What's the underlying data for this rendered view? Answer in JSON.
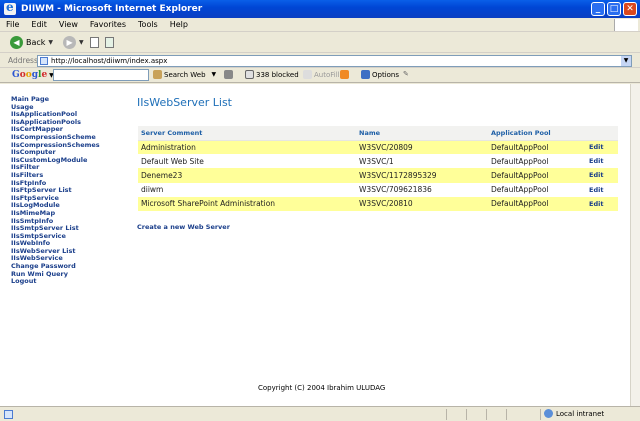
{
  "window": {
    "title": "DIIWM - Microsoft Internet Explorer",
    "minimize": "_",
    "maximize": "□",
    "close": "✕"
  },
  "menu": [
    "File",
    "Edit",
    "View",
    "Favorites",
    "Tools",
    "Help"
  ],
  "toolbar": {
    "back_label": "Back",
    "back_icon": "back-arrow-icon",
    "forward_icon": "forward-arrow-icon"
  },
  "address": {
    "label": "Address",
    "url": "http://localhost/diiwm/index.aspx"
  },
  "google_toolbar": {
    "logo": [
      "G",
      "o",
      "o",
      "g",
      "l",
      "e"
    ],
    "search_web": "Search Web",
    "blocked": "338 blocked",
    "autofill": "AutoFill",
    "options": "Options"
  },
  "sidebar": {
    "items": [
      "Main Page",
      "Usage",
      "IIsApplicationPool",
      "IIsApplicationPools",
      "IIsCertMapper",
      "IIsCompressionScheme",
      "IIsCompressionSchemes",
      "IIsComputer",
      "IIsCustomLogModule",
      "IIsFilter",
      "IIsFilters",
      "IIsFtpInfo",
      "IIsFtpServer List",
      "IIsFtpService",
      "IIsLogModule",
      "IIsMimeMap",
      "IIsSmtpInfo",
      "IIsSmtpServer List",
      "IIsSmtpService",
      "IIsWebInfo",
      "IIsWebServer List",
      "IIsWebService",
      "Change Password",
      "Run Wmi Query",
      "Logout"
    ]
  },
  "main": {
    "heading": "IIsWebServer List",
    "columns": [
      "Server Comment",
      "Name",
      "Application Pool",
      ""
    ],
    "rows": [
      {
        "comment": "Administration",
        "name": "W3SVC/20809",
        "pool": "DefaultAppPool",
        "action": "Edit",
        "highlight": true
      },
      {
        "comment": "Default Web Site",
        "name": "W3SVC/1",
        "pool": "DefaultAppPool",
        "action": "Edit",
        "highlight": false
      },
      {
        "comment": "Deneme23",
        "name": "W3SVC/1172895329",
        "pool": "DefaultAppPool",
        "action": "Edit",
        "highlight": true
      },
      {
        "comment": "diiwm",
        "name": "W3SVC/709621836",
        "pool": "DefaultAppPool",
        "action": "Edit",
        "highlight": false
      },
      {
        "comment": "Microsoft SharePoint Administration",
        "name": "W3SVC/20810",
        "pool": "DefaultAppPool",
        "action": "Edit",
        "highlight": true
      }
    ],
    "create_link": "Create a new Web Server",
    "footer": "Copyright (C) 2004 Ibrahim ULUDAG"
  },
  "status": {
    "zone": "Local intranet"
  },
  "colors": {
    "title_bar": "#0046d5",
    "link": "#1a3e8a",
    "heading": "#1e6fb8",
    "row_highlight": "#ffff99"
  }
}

--

▶ **Directions for this task**:
Quote the material word for word, dropping any images it holds.

▶ **Output of the task**:
What's the underlying data for this rendered view? Answer in JSON.
{
  "window": {
    "title": "DIIWM - Microsoft Internet Explorer",
    "minimize": "_",
    "maximize": "□",
    "close": "✕"
  },
  "menu": [
    "File",
    "Edit",
    "View",
    "Favorites",
    "Tools",
    "Help"
  ],
  "toolbar": {
    "back_label": "Back",
    "back_icon": "back-arrow-icon",
    "forward_icon": "forward-arrow-icon"
  },
  "address": {
    "label": "Address",
    "url": "http://localhost/diiwm/index.aspx"
  },
  "google_toolbar": {
    "logo": [
      "G",
      "o",
      "o",
      "g",
      "l",
      "e"
    ],
    "search_web": "Search Web",
    "blocked": "338 blocked",
    "autofill": "AutoFill",
    "options": "Options"
  },
  "sidebar": {
    "items": [
      "Main Page",
      "Usage",
      "IIsApplicationPool",
      "IIsApplicationPools",
      "IIsCertMapper",
      "IIsCompressionScheme",
      "IIsCompressionSchemes",
      "IIsComputer",
      "IIsCustomLogModule",
      "IIsFilter",
      "IIsFilters",
      "IIsFtpInfo",
      "IIsFtpServer List",
      "IIsFtpService",
      "IIsLogModule",
      "IIsMimeMap",
      "IIsSmtpInfo",
      "IIsSmtpServer List",
      "IIsSmtpService",
      "IIsWebInfo",
      "IIsWebServer List",
      "IIsWebService",
      "Change Password",
      "Run Wmi Query",
      "Logout"
    ]
  },
  "main": {
    "heading": "IIsWebServer List",
    "columns": [
      "Server Comment",
      "Name",
      "Application Pool",
      ""
    ],
    "rows": [
      {
        "comment": "Administration",
        "name": "W3SVC/20809",
        "pool": "DefaultAppPool",
        "action": "Edit",
        "highlight": true
      },
      {
        "comment": "Default Web Site",
        "name": "W3SVC/1",
        "pool": "DefaultAppPool",
        "action": "Edit",
        "highlight": false
      },
      {
        "comment": "Deneme23",
        "name": "W3SVC/1172895329",
        "pool": "DefaultAppPool",
        "action": "Edit",
        "highlight": true
      },
      {
        "comment": "diiwm",
        "name": "W3SVC/709621836",
        "pool": "DefaultAppPool",
        "action": "Edit",
        "highlight": false
      },
      {
        "comment": "Microsoft SharePoint Administration",
        "name": "W3SVC/20810",
        "pool": "DefaultAppPool",
        "action": "Edit",
        "highlight": true
      }
    ],
    "create_link": "Create a new Web Server",
    "footer": "Copyright (C) 2004 Ibrahim ULUDAG"
  },
  "status": {
    "zone": "Local intranet"
  },
  "colors": {
    "title_bar": "#0046d5",
    "link": "#1a3e8a",
    "heading": "#1e6fb8",
    "row_highlight": "#ffff99"
  }
}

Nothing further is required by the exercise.